RECORDED DATA:
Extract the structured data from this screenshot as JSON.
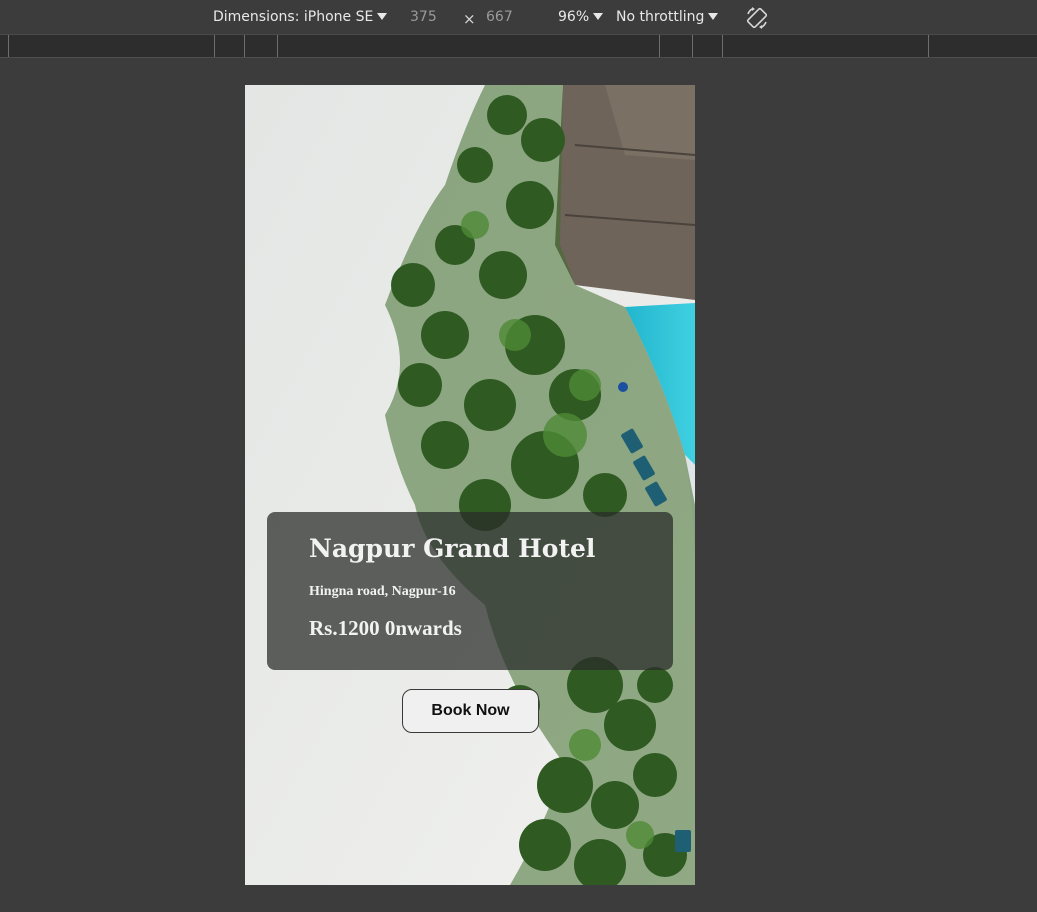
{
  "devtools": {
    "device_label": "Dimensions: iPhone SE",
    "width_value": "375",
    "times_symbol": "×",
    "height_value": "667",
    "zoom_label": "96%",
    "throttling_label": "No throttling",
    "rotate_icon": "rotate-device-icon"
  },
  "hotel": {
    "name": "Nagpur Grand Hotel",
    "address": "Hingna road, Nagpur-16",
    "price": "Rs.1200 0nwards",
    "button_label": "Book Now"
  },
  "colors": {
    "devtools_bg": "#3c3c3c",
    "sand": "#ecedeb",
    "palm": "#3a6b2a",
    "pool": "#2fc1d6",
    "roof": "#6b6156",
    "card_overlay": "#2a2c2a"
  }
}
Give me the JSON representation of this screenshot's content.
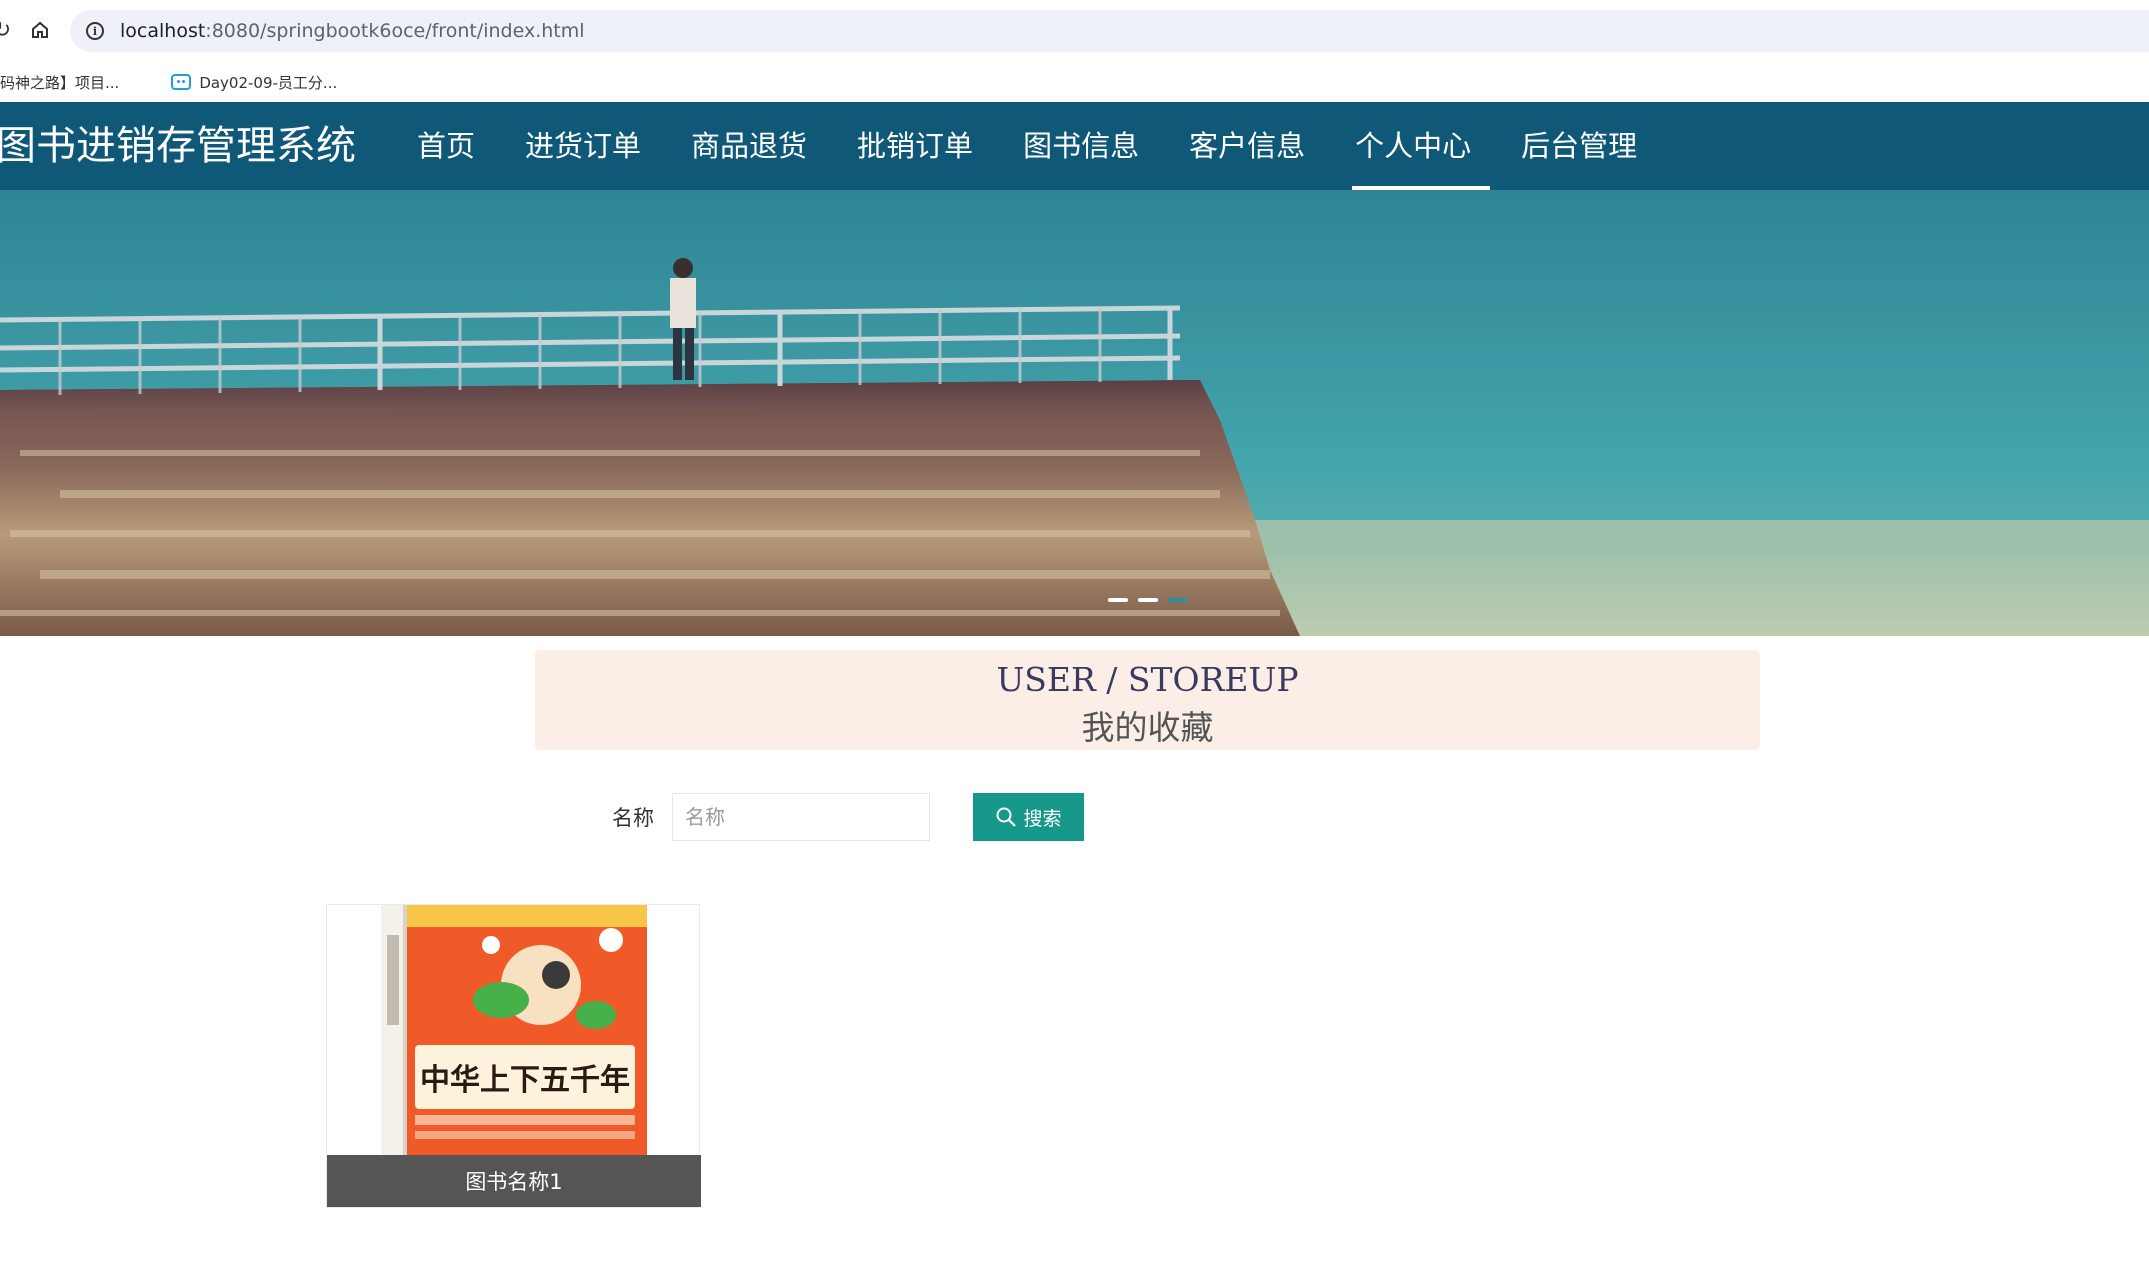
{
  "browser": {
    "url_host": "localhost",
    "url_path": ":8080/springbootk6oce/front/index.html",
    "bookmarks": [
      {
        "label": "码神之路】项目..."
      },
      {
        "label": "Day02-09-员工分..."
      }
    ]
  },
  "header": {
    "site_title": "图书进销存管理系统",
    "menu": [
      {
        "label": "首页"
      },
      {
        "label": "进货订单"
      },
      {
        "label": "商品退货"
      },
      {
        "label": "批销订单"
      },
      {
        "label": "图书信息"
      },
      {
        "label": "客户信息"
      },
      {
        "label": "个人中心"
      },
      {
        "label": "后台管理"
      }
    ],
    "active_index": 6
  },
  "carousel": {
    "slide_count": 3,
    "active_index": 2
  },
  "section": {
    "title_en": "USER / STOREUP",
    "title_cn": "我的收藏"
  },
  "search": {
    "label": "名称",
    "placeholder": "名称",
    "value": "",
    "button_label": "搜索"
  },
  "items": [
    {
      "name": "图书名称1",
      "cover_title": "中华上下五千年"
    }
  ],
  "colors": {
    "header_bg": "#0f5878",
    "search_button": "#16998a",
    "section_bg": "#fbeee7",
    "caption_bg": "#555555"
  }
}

WRITTEN PROBLEM: Return every line of the records exactly as given, pictures excluded.

ANSWER TO THE PROBLEM:
Extract the structured data from this screenshot as JSON.
{
  "devtools": {
    "device_label": "Dimensions: iPhone SE",
    "width_value": "375",
    "times_symbol": "×",
    "height_value": "667",
    "zoom_label": "96%",
    "throttling_label": "No throttling",
    "rotate_icon": "rotate-device-icon"
  },
  "hotel": {
    "name": "Nagpur Grand Hotel",
    "address": "Hingna road, Nagpur-16",
    "price": "Rs.1200 0nwards",
    "button_label": "Book Now"
  },
  "colors": {
    "devtools_bg": "#3c3c3c",
    "sand": "#ecedeb",
    "palm": "#3a6b2a",
    "pool": "#2fc1d6",
    "roof": "#6b6156",
    "card_overlay": "#2a2c2a"
  }
}
Give me the JSON representation of this screenshot's content.
{
  "browser": {
    "url_host": "localhost",
    "url_path": ":8080/springbootk6oce/front/index.html",
    "bookmarks": [
      {
        "label": "码神之路】项目..."
      },
      {
        "label": "Day02-09-员工分..."
      }
    ]
  },
  "header": {
    "site_title": "图书进销存管理系统",
    "menu": [
      {
        "label": "首页"
      },
      {
        "label": "进货订单"
      },
      {
        "label": "商品退货"
      },
      {
        "label": "批销订单"
      },
      {
        "label": "图书信息"
      },
      {
        "label": "客户信息"
      },
      {
        "label": "个人中心"
      },
      {
        "label": "后台管理"
      }
    ],
    "active_index": 6
  },
  "carousel": {
    "slide_count": 3,
    "active_index": 2
  },
  "section": {
    "title_en": "USER / STOREUP",
    "title_cn": "我的收藏"
  },
  "search": {
    "label": "名称",
    "placeholder": "名称",
    "value": "",
    "button_label": "搜索"
  },
  "items": [
    {
      "name": "图书名称1",
      "cover_title": "中华上下五千年"
    }
  ],
  "colors": {
    "header_bg": "#0f5878",
    "search_button": "#16998a",
    "section_bg": "#fbeee7",
    "caption_bg": "#555555"
  }
}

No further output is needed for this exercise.